-- start of AVAILABLE RECORDS --

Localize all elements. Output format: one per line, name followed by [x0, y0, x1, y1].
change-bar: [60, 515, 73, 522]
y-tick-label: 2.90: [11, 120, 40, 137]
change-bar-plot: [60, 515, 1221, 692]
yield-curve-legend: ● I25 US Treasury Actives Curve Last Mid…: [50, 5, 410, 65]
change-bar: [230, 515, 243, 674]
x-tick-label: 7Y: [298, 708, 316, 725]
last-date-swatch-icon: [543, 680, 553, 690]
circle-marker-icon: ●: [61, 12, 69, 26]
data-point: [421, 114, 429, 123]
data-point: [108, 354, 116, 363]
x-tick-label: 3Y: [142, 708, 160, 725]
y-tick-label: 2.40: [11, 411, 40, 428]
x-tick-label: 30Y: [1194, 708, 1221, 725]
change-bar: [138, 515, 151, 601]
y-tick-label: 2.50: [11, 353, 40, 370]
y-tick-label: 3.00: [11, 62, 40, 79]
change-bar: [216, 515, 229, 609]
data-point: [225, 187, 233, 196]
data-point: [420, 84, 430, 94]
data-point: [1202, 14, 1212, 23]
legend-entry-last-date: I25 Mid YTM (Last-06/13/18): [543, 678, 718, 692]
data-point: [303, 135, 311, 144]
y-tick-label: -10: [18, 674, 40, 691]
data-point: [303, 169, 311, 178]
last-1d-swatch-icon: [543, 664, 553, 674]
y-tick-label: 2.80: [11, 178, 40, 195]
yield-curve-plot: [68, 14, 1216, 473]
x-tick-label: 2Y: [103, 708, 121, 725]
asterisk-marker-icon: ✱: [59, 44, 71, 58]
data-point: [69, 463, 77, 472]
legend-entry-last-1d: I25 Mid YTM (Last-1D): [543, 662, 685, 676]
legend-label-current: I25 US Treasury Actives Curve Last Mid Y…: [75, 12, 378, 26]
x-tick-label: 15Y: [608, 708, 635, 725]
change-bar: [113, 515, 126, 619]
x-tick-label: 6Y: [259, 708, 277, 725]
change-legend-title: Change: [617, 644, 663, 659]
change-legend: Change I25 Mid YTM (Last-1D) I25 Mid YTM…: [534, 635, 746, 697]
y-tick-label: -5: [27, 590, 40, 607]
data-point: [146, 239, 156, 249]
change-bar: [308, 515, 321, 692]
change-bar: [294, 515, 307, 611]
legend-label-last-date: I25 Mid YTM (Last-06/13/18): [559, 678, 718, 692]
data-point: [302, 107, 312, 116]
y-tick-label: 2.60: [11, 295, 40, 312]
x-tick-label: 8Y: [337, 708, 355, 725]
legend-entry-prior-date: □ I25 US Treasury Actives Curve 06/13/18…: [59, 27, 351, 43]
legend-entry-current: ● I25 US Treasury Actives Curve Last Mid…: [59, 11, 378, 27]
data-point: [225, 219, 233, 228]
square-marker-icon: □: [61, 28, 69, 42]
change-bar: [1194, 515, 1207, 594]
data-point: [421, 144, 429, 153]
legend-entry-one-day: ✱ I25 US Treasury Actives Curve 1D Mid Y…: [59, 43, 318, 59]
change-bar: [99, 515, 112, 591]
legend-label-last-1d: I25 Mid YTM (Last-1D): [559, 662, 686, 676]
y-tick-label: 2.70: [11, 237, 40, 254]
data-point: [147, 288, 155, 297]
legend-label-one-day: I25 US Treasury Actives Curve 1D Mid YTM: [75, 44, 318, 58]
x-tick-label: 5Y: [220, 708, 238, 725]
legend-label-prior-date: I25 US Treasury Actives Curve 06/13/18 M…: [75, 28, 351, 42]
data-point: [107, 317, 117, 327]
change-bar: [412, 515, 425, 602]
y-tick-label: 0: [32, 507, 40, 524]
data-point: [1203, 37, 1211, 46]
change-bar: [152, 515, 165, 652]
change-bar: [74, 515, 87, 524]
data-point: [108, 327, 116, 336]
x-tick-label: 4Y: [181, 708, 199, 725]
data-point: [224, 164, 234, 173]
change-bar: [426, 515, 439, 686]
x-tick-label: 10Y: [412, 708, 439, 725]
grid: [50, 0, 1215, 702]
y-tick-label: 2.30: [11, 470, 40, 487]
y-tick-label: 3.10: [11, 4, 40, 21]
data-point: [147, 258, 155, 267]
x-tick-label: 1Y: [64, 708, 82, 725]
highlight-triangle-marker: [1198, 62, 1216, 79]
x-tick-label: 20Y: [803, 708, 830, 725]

-- end of AVAILABLE RECORDS --

◆ GIVEN TASK
Could you rewrite the records from their start through the line containing "x-tick-label: 2Y: [103, 708, 121, 725]", putting "plot-point" wherever "data-point" appears and leaving everything else unchanged?

◆ SOLUTION TO THIS PROBLEM
Localize all elements. Output format: one per line, name followed by [x0, y0, x1, y1].
change-bar: [60, 515, 73, 522]
y-tick-label: 2.90: [11, 120, 40, 137]
change-bar-plot: [60, 515, 1221, 692]
yield-curve-legend: ● I25 US Treasury Actives Curve Last Mid…: [50, 5, 410, 65]
change-bar: [230, 515, 243, 674]
x-tick-label: 7Y: [298, 708, 316, 725]
last-date-swatch-icon: [543, 680, 553, 690]
circle-marker-icon: ●: [61, 12, 69, 26]
plot-point: [421, 114, 429, 123]
plot-point: [108, 354, 116, 363]
x-tick-label: 3Y: [142, 708, 160, 725]
y-tick-label: 2.40: [11, 411, 40, 428]
x-tick-label: 30Y: [1194, 708, 1221, 725]
change-bar: [138, 515, 151, 601]
y-tick-label: 2.50: [11, 353, 40, 370]
y-tick-label: 3.00: [11, 62, 40, 79]
change-bar: [216, 515, 229, 609]
plot-point: [225, 187, 233, 196]
plot-point: [420, 84, 430, 94]
plot-point: [1202, 14, 1212, 23]
legend-entry-last-date: I25 Mid YTM (Last-06/13/18): [543, 678, 718, 692]
plot-point: [303, 135, 311, 144]
y-tick-label: -10: [18, 674, 40, 691]
plot-point: [303, 169, 311, 178]
last-1d-swatch-icon: [543, 664, 553, 674]
y-tick-label: 2.80: [11, 178, 40, 195]
yield-curve-plot: [68, 14, 1216, 473]
x-tick-label: 2Y: [103, 708, 121, 725]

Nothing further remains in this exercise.